The problem >> Pictures do not belong in the copy. Return all of the entries exactly.
========================================================================
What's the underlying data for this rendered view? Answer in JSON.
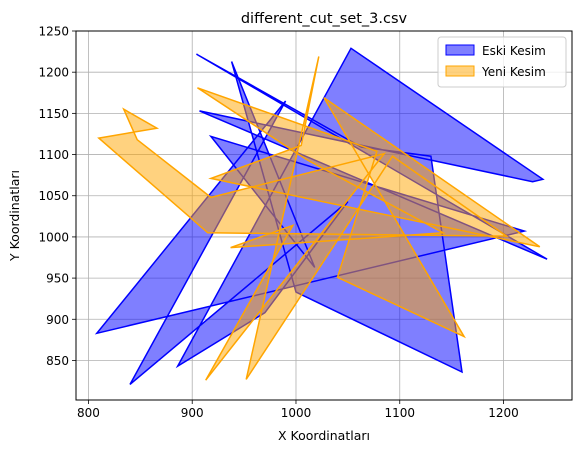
{
  "chart_data": {
    "type": "area",
    "title": "different_cut_set_3.csv",
    "xlabel": "X Koordinatları",
    "ylabel": "Y Koordinatları",
    "xlim": [
      788,
      1266
    ],
    "ylim": [
      802,
      1250
    ],
    "xticks": [
      800,
      900,
      1000,
      1100,
      1200
    ],
    "yticks": [
      850,
      900,
      950,
      1000,
      1050,
      1100,
      1150,
      1200,
      1250
    ],
    "grid": true,
    "legend_position": "upper-right",
    "series": [
      {
        "name": "Eski Kesim",
        "fill_color": "#0000ff",
        "fill_opacity": 0.5,
        "line_color": "#0000ff",
        "points": [
          [
            904,
            1222
          ],
          [
            1063,
            1109
          ],
          [
            1130,
            1098
          ],
          [
            1160,
            836
          ],
          [
            1000,
            933
          ],
          [
            938,
            1213
          ],
          [
            1018,
            963
          ],
          [
            918,
            1122
          ],
          [
            1220,
            1007
          ],
          [
            808,
            883
          ],
          [
            990,
            1165
          ],
          [
            840,
            821
          ],
          [
            1050,
            1043
          ],
          [
            970,
            908
          ],
          [
            886,
            843
          ],
          [
            1053,
            1229
          ],
          [
            1238,
            1070
          ],
          [
            1228,
            1067
          ],
          [
            907,
            1153
          ],
          [
            1242,
            973
          ],
          [
            904,
            1222
          ]
        ]
      },
      {
        "name": "Yeni Kesim",
        "fill_color": "#ffa500",
        "fill_opacity": 0.5,
        "line_color": "#ffa500",
        "points": [
          [
            905,
            1181
          ],
          [
            1078,
            1104
          ],
          [
            1040,
            951
          ],
          [
            1162,
            879
          ],
          [
            1027,
            1169
          ],
          [
            1235,
            988
          ],
          [
            918,
            1071
          ],
          [
            1005,
            1111
          ],
          [
            1022,
            1219
          ],
          [
            952,
            827
          ],
          [
            1093,
            1098
          ],
          [
            1203,
            1001
          ],
          [
            915,
            1005
          ],
          [
            810,
            1120
          ],
          [
            866,
            1132
          ],
          [
            834,
            1155
          ],
          [
            847,
            1118
          ],
          [
            918,
            1048
          ],
          [
            1085,
            1101
          ],
          [
            913,
            826
          ],
          [
            997,
            1014
          ],
          [
            937,
            987
          ],
          [
            1142,
            1005
          ],
          [
            1010,
            1094
          ],
          [
            905,
            1181
          ]
        ]
      }
    ]
  }
}
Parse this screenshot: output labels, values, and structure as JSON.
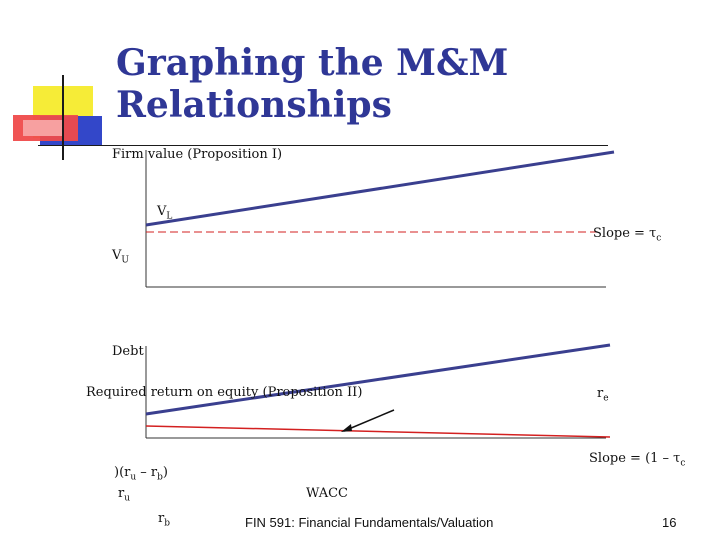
{
  "slide": {
    "title_line1": "Graphing the M&M",
    "title_line2": "Relationships"
  },
  "graph1": {
    "axis_label": "Firm value (Proposition I)",
    "vl_label": "V",
    "vl_sub": "L",
    "vu_label": "V",
    "vu_sub": "U",
    "slope_label": "Slope = τ",
    "slope_sub": "c"
  },
  "graph2": {
    "debt_label": "Debt",
    "axis_label": "Required return on equity  (Proposition II)",
    "re_label": "r",
    "re_sub": "e",
    "slope_label": "Slope = (1 – τ",
    "slope_sub": "c",
    "spread_open": ")(r",
    "spread_sub_u": "u",
    "spread_minus": " – r",
    "spread_sub_b": "b",
    "spread_close": ")",
    "ru_label": "r",
    "ru_sub": "u",
    "wacc_label": "WACC",
    "rb_label": "r",
    "rb_sub": "b"
  },
  "footer": {
    "course": "FIN 591: Financial Fundamentals/Valuation",
    "page_number": "16"
  },
  "colors": {
    "title": "#2f3796",
    "vl_line": "#3a3f8f",
    "dashed": "#d32020",
    "wacc_line": "#d32020"
  }
}
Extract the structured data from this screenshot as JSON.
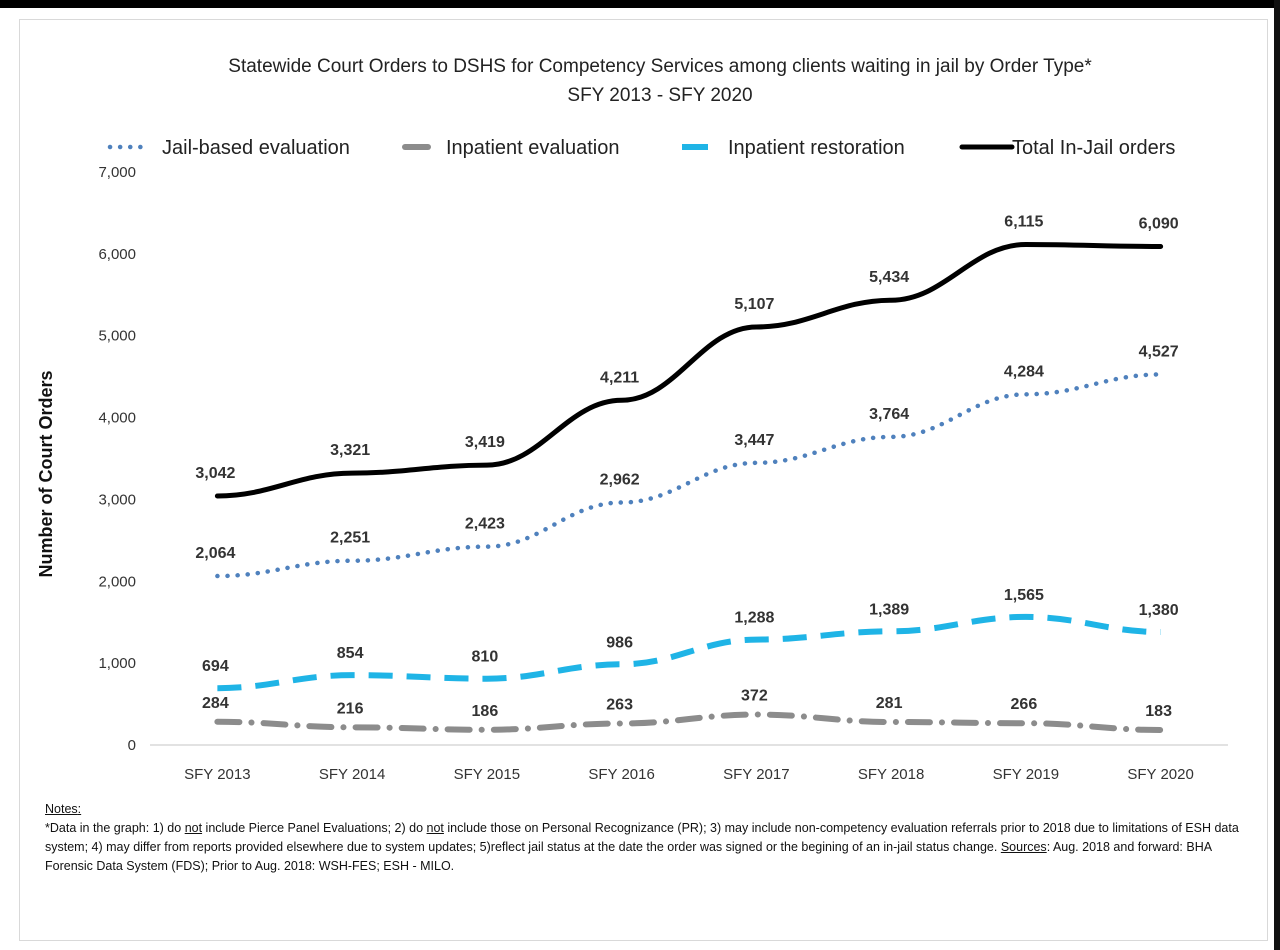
========================================================================
Answer to this problem >>
What's the underlying data for this rendered view? Answer in JSON.
{
  "chart_data": {
    "type": "area",
    "title": "different_cut_set_3.csv",
    "xlabel": "X Koordinatları",
    "ylabel": "Y Koordinatları",
    "xlim": [
      788,
      1266
    ],
    "ylim": [
      802,
      1250
    ],
    "xticks": [
      800,
      900,
      1000,
      1100,
      1200
    ],
    "yticks": [
      850,
      900,
      950,
      1000,
      1050,
      1100,
      1150,
      1200,
      1250
    ],
    "grid": true,
    "legend_position": "upper-right",
    "series": [
      {
        "name": "Eski Kesim",
        "fill_color": "#0000ff",
        "fill_opacity": 0.5,
        "line_color": "#0000ff",
        "points": [
          [
            904,
            1222
          ],
          [
            1063,
            1109
          ],
          [
            1130,
            1098
          ],
          [
            1160,
            836
          ],
          [
            1000,
            933
          ],
          [
            938,
            1213
          ],
          [
            1018,
            963
          ],
          [
            918,
            1122
          ],
          [
            1220,
            1007
          ],
          [
            808,
            883
          ],
          [
            990,
            1165
          ],
          [
            840,
            821
          ],
          [
            1050,
            1043
          ],
          [
            970,
            908
          ],
          [
            886,
            843
          ],
          [
            1053,
            1229
          ],
          [
            1238,
            1070
          ],
          [
            1228,
            1067
          ],
          [
            907,
            1153
          ],
          [
            1242,
            973
          ],
          [
            904,
            1222
          ]
        ]
      },
      {
        "name": "Yeni Kesim",
        "fill_color": "#ffa500",
        "fill_opacity": 0.5,
        "line_color": "#ffa500",
        "points": [
          [
            905,
            1181
          ],
          [
            1078,
            1104
          ],
          [
            1040,
            951
          ],
          [
            1162,
            879
          ],
          [
            1027,
            1169
          ],
          [
            1235,
            988
          ],
          [
            918,
            1071
          ],
          [
            1005,
            1111
          ],
          [
            1022,
            1219
          ],
          [
            952,
            827
          ],
          [
            1093,
            1098
          ],
          [
            1203,
            1001
          ],
          [
            915,
            1005
          ],
          [
            810,
            1120
          ],
          [
            866,
            1132
          ],
          [
            834,
            1155
          ],
          [
            847,
            1118
          ],
          [
            918,
            1048
          ],
          [
            1085,
            1101
          ],
          [
            913,
            826
          ],
          [
            997,
            1014
          ],
          [
            937,
            987
          ],
          [
            1142,
            1005
          ],
          [
            1010,
            1094
          ],
          [
            905,
            1181
          ]
        ]
      }
    ]
  }
}
Parse this screenshot: output labels, values, and structure as JSON.
{
  "slide": {
    "title_line1": "Graphing the M&M",
    "title_line2": "Relationships"
  },
  "graph1": {
    "axis_label": "Firm value (Proposition I)",
    "vl_label": "V",
    "vl_sub": "L",
    "vu_label": "V",
    "vu_sub": "U",
    "slope_label": "Slope = τ",
    "slope_sub": "c"
  },
  "graph2": {
    "debt_label": "Debt",
    "axis_label": "Required return on equity  (Proposition II)",
    "re_label": "r",
    "re_sub": "e",
    "slope_label": "Slope = (1 – τ",
    "slope_sub": "c",
    "spread_open": ")(r",
    "spread_sub_u": "u",
    "spread_minus": " – r",
    "spread_sub_b": "b",
    "spread_close": ")",
    "ru_label": "r",
    "ru_sub": "u",
    "wacc_label": "WACC",
    "rb_label": "r",
    "rb_sub": "b"
  },
  "footer": {
    "course": "FIN 591: Financial Fundamentals/Valuation",
    "page_number": "16"
  },
  "colors": {
    "title": "#2f3796",
    "vl_line": "#3a3f8f",
    "dashed": "#d32020",
    "wacc_line": "#d32020"
  }
}
Extract the structured data from this screenshot as JSON.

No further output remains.